> What this task involves
Draw out every line with the word "single" from the listing below.

> Material for this exercise
[start]
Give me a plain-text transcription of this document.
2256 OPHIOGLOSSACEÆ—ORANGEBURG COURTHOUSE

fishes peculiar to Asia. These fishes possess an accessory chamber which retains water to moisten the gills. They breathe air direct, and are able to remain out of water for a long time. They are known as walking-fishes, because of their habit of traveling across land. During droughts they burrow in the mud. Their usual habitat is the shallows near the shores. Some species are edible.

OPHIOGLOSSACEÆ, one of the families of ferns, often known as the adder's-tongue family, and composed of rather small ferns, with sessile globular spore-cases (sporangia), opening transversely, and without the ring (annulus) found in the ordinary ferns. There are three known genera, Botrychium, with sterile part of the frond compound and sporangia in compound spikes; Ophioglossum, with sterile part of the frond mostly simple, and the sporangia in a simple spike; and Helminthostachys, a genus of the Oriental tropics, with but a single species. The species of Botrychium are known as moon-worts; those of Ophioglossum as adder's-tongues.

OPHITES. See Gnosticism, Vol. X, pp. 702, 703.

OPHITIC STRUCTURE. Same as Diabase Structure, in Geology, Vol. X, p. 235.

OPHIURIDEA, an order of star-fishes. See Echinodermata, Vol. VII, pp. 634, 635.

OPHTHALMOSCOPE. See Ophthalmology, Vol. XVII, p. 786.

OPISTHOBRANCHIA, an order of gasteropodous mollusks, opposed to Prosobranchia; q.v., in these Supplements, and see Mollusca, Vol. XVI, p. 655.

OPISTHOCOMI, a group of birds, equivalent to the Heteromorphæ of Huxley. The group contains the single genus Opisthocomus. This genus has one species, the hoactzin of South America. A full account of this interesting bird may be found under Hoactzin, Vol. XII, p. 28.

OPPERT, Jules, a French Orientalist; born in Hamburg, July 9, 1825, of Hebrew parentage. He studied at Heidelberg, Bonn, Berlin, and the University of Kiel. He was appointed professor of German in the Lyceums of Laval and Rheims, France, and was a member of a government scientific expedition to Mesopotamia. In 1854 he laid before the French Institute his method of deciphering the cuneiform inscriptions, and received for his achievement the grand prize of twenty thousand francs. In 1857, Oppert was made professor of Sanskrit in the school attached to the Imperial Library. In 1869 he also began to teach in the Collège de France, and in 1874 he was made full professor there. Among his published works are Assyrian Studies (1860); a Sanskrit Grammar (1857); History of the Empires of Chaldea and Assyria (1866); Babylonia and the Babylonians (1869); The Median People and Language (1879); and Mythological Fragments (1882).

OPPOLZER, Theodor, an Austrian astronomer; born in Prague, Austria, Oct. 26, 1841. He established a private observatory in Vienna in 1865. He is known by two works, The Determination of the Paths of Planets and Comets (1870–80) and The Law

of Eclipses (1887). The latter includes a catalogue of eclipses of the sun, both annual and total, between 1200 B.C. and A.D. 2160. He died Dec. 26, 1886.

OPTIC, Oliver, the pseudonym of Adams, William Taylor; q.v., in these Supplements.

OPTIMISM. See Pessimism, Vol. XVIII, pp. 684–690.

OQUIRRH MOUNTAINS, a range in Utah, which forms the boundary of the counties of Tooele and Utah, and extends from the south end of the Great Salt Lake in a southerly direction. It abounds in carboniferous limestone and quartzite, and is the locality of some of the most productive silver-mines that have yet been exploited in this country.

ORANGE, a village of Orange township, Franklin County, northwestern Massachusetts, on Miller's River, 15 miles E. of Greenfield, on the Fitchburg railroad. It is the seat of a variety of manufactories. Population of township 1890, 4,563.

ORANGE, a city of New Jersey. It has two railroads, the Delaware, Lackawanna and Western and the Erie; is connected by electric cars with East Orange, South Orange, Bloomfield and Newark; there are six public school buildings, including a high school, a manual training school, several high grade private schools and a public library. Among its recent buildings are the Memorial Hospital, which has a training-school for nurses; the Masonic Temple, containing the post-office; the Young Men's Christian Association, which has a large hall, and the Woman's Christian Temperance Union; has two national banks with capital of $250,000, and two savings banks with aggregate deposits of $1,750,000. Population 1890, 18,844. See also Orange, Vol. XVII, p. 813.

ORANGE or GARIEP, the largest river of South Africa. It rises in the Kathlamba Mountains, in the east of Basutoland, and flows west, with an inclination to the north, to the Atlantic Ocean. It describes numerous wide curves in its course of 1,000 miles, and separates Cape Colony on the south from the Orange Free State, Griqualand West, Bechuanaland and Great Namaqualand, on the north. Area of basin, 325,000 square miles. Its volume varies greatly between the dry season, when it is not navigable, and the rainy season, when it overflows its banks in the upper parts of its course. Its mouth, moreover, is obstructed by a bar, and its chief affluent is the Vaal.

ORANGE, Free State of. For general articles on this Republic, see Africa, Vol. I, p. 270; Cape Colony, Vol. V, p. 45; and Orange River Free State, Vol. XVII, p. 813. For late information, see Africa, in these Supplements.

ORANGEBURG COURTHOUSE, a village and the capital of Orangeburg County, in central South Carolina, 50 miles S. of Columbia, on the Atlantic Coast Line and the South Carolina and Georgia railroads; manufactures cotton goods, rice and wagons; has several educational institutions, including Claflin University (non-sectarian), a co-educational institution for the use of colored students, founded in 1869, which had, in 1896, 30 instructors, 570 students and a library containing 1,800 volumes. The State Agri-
[end]
> Answer to the exercise
OPHIOGLOSSACEÆ, one of the families of ferns, often known as the adder's-tongue family, and composed of rather small ferns, with sessile globular spore-cases (sporangia), opening transversely, and without the ring (annulus) found in the ordinary ferns. There are three known genera, Botrychium, with sterile part of the frond compound and sporangia in compound spikes; Ophioglossum, with sterile part of the frond mostly simple, and the sporangia in a simple spike; and Helminthostachys, a genus of the Oriental tropics, with but a single species. The species of Botrychium are known as moon-worts; those of Ophioglossum as adder's-tongues.
OPISTHOCOMI, a group of birds, equivalent to the Heteromorphæ of Huxley. The group contains the single genus Opisthocomus. This genus has one species, the hoactzin of South America. A full account of this interesting bird may be found under Hoactzin, Vol. XII, p. 28.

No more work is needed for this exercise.